The exercise
Find how many lines hold the word "远亲不如近邻". Give only the number.

Supplied records

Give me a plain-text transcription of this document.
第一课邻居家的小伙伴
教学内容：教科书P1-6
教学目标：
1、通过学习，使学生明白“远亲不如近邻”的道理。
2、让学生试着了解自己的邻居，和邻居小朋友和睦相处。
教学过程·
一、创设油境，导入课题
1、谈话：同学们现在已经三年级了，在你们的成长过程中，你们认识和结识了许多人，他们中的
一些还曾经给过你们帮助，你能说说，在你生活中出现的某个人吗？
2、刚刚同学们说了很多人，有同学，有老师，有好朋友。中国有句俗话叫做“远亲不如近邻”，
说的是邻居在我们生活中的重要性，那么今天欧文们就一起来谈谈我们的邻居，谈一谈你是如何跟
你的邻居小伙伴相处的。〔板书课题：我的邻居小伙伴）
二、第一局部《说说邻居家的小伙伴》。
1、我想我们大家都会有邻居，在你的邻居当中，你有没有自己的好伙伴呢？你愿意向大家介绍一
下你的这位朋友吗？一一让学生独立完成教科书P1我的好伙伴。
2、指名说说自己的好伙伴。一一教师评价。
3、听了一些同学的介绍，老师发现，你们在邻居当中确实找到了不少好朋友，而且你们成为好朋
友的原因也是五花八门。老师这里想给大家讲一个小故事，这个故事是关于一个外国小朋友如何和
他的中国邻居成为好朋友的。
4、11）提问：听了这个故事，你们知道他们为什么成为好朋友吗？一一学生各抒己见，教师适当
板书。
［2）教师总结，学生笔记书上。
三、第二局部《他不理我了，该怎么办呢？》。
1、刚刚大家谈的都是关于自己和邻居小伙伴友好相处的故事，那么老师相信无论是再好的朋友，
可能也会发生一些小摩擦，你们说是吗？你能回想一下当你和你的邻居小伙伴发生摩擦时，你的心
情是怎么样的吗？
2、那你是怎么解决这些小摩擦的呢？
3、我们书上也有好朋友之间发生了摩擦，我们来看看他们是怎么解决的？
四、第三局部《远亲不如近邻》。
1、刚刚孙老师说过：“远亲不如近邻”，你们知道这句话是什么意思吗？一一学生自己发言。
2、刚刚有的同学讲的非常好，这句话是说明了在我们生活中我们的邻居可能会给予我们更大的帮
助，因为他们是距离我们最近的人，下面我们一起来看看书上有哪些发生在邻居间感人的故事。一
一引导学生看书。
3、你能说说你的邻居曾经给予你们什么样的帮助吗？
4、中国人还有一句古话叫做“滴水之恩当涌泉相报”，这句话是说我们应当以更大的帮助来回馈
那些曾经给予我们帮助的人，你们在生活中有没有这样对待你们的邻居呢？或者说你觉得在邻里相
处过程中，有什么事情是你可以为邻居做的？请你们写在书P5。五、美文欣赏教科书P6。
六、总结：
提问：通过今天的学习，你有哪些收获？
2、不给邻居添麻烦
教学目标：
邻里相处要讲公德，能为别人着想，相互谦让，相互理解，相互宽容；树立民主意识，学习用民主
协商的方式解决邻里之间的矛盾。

Output for this task
4